REQUIREMENT = Below are some records: retype them all exactly, but not the pictures.

======== DATA FOR THIS TASK ========

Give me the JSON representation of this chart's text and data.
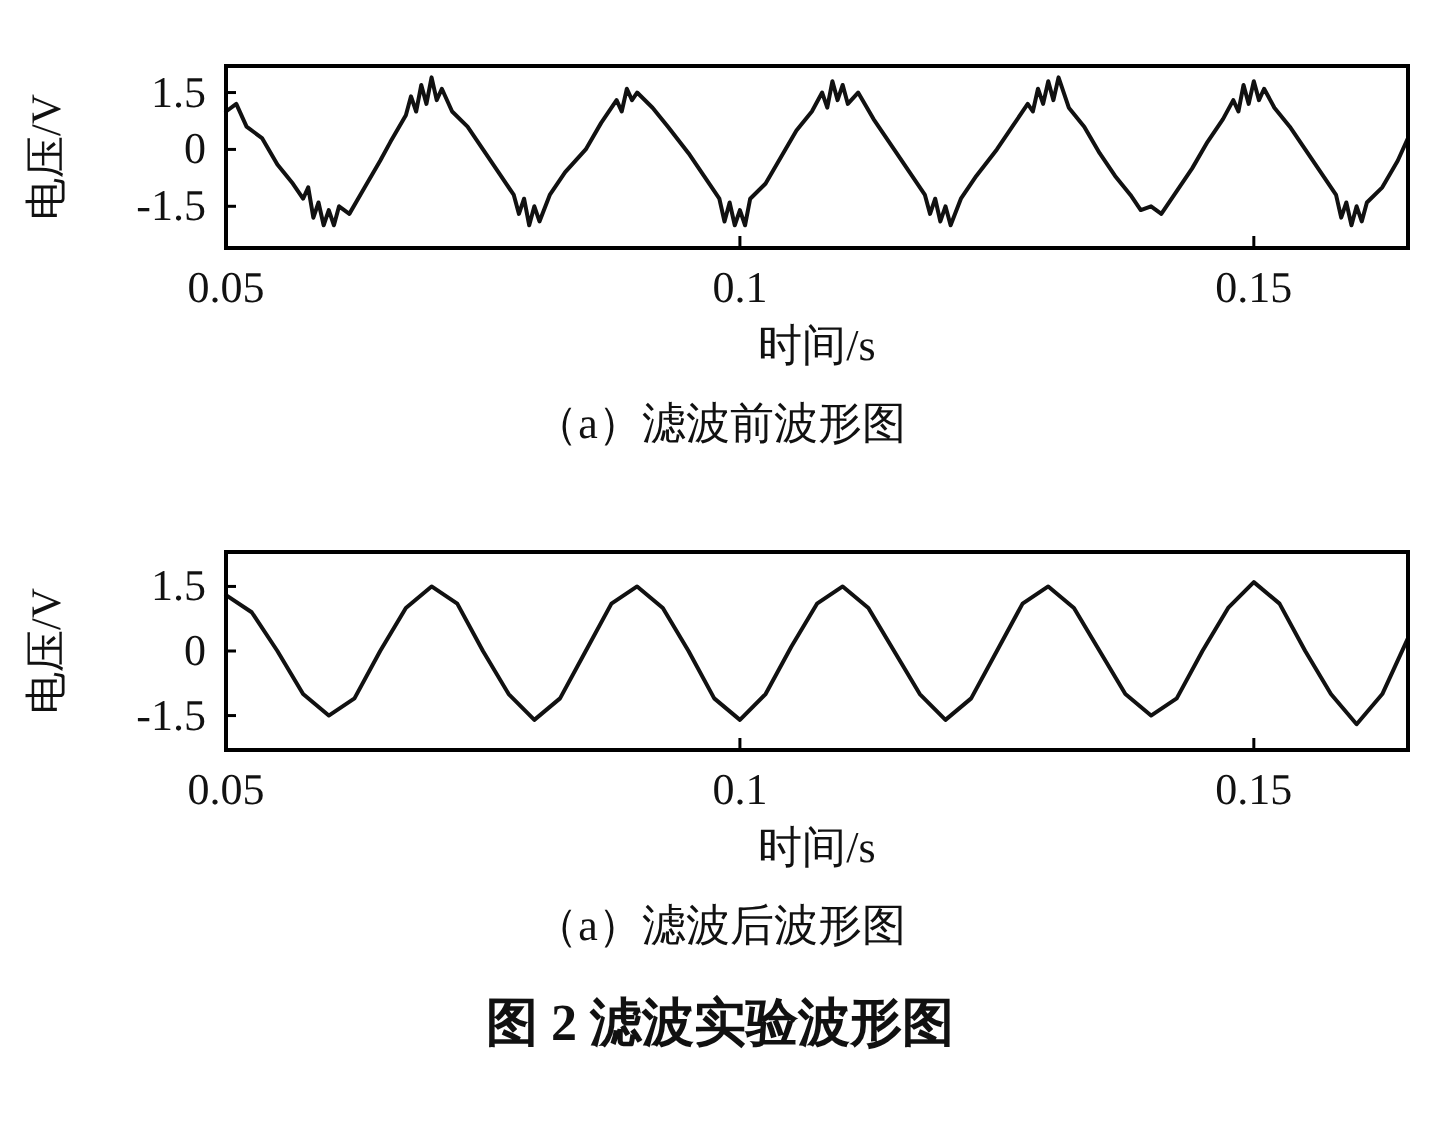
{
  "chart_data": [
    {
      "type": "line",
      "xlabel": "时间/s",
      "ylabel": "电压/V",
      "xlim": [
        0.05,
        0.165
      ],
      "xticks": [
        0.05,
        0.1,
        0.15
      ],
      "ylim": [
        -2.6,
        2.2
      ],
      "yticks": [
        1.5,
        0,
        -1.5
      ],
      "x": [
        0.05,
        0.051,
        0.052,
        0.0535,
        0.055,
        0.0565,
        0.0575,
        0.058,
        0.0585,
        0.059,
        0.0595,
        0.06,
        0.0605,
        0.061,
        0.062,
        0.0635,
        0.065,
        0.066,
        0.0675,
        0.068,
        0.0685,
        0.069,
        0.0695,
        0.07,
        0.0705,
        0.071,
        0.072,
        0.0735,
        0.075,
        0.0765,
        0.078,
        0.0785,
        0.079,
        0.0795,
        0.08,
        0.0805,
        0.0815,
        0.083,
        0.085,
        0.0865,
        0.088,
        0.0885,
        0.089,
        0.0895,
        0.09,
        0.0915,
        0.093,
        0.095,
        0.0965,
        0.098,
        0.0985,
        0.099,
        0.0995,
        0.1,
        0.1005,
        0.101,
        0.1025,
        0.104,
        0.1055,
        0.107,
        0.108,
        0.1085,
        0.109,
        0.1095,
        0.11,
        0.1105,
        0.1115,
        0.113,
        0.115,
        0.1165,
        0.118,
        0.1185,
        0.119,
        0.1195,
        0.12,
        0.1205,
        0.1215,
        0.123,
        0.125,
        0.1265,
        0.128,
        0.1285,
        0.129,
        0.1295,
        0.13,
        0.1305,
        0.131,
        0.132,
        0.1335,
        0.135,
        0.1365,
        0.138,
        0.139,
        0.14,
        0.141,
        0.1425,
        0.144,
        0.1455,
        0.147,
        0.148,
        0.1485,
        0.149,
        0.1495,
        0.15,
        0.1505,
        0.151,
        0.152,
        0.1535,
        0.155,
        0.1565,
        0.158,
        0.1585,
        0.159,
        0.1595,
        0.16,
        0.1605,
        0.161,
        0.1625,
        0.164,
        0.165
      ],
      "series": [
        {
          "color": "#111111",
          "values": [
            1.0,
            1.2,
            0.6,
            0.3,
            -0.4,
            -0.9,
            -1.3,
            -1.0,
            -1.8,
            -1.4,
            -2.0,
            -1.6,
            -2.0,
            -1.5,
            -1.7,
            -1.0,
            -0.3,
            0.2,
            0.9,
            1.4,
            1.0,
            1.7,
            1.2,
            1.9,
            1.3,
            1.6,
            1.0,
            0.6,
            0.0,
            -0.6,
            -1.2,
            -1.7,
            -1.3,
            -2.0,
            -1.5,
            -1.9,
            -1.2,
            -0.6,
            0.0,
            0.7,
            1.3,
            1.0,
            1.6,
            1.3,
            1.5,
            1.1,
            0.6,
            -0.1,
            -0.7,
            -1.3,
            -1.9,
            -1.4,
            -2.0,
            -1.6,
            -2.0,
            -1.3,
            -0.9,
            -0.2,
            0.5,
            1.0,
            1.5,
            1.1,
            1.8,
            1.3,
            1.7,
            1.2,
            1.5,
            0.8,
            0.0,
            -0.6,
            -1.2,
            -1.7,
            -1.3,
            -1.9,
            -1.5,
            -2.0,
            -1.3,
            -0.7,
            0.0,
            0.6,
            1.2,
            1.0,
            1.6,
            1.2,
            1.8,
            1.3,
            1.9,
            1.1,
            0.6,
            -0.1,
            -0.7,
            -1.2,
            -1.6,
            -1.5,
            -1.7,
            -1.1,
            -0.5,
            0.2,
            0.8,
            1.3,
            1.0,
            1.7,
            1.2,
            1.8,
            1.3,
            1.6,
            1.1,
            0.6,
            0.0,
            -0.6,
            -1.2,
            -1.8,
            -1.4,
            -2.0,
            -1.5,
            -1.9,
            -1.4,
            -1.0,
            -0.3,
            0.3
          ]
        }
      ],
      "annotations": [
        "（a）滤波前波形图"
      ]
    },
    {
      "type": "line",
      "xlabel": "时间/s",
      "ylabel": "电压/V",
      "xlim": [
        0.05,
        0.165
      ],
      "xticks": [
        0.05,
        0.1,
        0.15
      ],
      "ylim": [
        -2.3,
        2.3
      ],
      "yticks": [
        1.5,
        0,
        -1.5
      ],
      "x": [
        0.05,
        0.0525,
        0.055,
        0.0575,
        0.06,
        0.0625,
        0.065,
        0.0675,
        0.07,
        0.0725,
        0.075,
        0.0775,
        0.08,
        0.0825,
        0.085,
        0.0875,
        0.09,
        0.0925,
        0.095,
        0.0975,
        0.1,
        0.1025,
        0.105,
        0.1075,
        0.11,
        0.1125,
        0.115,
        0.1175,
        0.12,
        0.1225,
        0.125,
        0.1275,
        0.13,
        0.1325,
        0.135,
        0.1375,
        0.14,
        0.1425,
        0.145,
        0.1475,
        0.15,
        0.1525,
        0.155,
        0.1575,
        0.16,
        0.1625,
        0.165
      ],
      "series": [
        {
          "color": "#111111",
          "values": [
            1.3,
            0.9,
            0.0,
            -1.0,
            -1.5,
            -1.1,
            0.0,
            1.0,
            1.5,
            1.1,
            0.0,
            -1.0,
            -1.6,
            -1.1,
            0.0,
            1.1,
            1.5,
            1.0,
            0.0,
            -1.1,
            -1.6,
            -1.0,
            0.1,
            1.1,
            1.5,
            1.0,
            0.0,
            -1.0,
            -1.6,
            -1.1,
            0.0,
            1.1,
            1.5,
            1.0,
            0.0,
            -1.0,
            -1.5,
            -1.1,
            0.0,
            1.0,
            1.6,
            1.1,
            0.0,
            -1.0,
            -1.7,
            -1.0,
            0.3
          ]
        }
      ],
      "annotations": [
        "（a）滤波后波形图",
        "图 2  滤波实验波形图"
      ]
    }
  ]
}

========

SOLUTION TO THE EXERCISE =
Give me the JSON representation of this chart's text and data.
{
  "chart_data": [
    {
      "type": "line",
      "xlabel": "时间/s",
      "ylabel": "电压/V",
      "xlim": [
        0.05,
        0.165
      ],
      "xticks": [
        0.05,
        0.1,
        0.15
      ],
      "ylim": [
        -2.6,
        2.2
      ],
      "yticks": [
        1.5,
        0,
        -1.5
      ],
      "x": [
        0.05,
        0.051,
        0.052,
        0.0535,
        0.055,
        0.0565,
        0.0575,
        0.058,
        0.0585,
        0.059,
        0.0595,
        0.06,
        0.0605,
        0.061,
        0.062,
        0.0635,
        0.065,
        0.066,
        0.0675,
        0.068,
        0.0685,
        0.069,
        0.0695,
        0.07,
        0.0705,
        0.071,
        0.072,
        0.0735,
        0.075,
        0.0765,
        0.078,
        0.0785,
        0.079,
        0.0795,
        0.08,
        0.0805,
        0.0815,
        0.083,
        0.085,
        0.0865,
        0.088,
        0.0885,
        0.089,
        0.0895,
        0.09,
        0.0915,
        0.093,
        0.095,
        0.0965,
        0.098,
        0.0985,
        0.099,
        0.0995,
        0.1,
        0.1005,
        0.101,
        0.1025,
        0.104,
        0.1055,
        0.107,
        0.108,
        0.1085,
        0.109,
        0.1095,
        0.11,
        0.1105,
        0.1115,
        0.113,
        0.115,
        0.1165,
        0.118,
        0.1185,
        0.119,
        0.1195,
        0.12,
        0.1205,
        0.1215,
        0.123,
        0.125,
        0.1265,
        0.128,
        0.1285,
        0.129,
        0.1295,
        0.13,
        0.1305,
        0.131,
        0.132,
        0.1335,
        0.135,
        0.1365,
        0.138,
        0.139,
        0.14,
        0.141,
        0.1425,
        0.144,
        0.1455,
        0.147,
        0.148,
        0.1485,
        0.149,
        0.1495,
        0.15,
        0.1505,
        0.151,
        0.152,
        0.1535,
        0.155,
        0.1565,
        0.158,
        0.1585,
        0.159,
        0.1595,
        0.16,
        0.1605,
        0.161,
        0.1625,
        0.164,
        0.165
      ],
      "series": [
        {
          "color": "#111111",
          "values": [
            1.0,
            1.2,
            0.6,
            0.3,
            -0.4,
            -0.9,
            -1.3,
            -1.0,
            -1.8,
            -1.4,
            -2.0,
            -1.6,
            -2.0,
            -1.5,
            -1.7,
            -1.0,
            -0.3,
            0.2,
            0.9,
            1.4,
            1.0,
            1.7,
            1.2,
            1.9,
            1.3,
            1.6,
            1.0,
            0.6,
            0.0,
            -0.6,
            -1.2,
            -1.7,
            -1.3,
            -2.0,
            -1.5,
            -1.9,
            -1.2,
            -0.6,
            0.0,
            0.7,
            1.3,
            1.0,
            1.6,
            1.3,
            1.5,
            1.1,
            0.6,
            -0.1,
            -0.7,
            -1.3,
            -1.9,
            -1.4,
            -2.0,
            -1.6,
            -2.0,
            -1.3,
            -0.9,
            -0.2,
            0.5,
            1.0,
            1.5,
            1.1,
            1.8,
            1.3,
            1.7,
            1.2,
            1.5,
            0.8,
            0.0,
            -0.6,
            -1.2,
            -1.7,
            -1.3,
            -1.9,
            -1.5,
            -2.0,
            -1.3,
            -0.7,
            0.0,
            0.6,
            1.2,
            1.0,
            1.6,
            1.2,
            1.8,
            1.3,
            1.9,
            1.1,
            0.6,
            -0.1,
            -0.7,
            -1.2,
            -1.6,
            -1.5,
            -1.7,
            -1.1,
            -0.5,
            0.2,
            0.8,
            1.3,
            1.0,
            1.7,
            1.2,
            1.8,
            1.3,
            1.6,
            1.1,
            0.6,
            0.0,
            -0.6,
            -1.2,
            -1.8,
            -1.4,
            -2.0,
            -1.5,
            -1.9,
            -1.4,
            -1.0,
            -0.3,
            0.3
          ]
        }
      ],
      "annotations": [
        "（a）滤波前波形图"
      ]
    },
    {
      "type": "line",
      "xlabel": "时间/s",
      "ylabel": "电压/V",
      "xlim": [
        0.05,
        0.165
      ],
      "xticks": [
        0.05,
        0.1,
        0.15
      ],
      "ylim": [
        -2.3,
        2.3
      ],
      "yticks": [
        1.5,
        0,
        -1.5
      ],
      "x": [
        0.05,
        0.0525,
        0.055,
        0.0575,
        0.06,
        0.0625,
        0.065,
        0.0675,
        0.07,
        0.0725,
        0.075,
        0.0775,
        0.08,
        0.0825,
        0.085,
        0.0875,
        0.09,
        0.0925,
        0.095,
        0.0975,
        0.1,
        0.1025,
        0.105,
        0.1075,
        0.11,
        0.1125,
        0.115,
        0.1175,
        0.12,
        0.1225,
        0.125,
        0.1275,
        0.13,
        0.1325,
        0.135,
        0.1375,
        0.14,
        0.1425,
        0.145,
        0.1475,
        0.15,
        0.1525,
        0.155,
        0.1575,
        0.16,
        0.1625,
        0.165
      ],
      "series": [
        {
          "color": "#111111",
          "values": [
            1.3,
            0.9,
            0.0,
            -1.0,
            -1.5,
            -1.1,
            0.0,
            1.0,
            1.5,
            1.1,
            0.0,
            -1.0,
            -1.6,
            -1.1,
            0.0,
            1.1,
            1.5,
            1.0,
            0.0,
            -1.1,
            -1.6,
            -1.0,
            0.1,
            1.1,
            1.5,
            1.0,
            0.0,
            -1.0,
            -1.6,
            -1.1,
            0.0,
            1.1,
            1.5,
            1.0,
            0.0,
            -1.0,
            -1.5,
            -1.1,
            0.0,
            1.0,
            1.6,
            1.1,
            0.0,
            -1.0,
            -1.7,
            -1.0,
            0.3
          ]
        }
      ],
      "annotations": [
        "（a）滤波后波形图",
        "图 2  滤波实验波形图"
      ]
    }
  ]
}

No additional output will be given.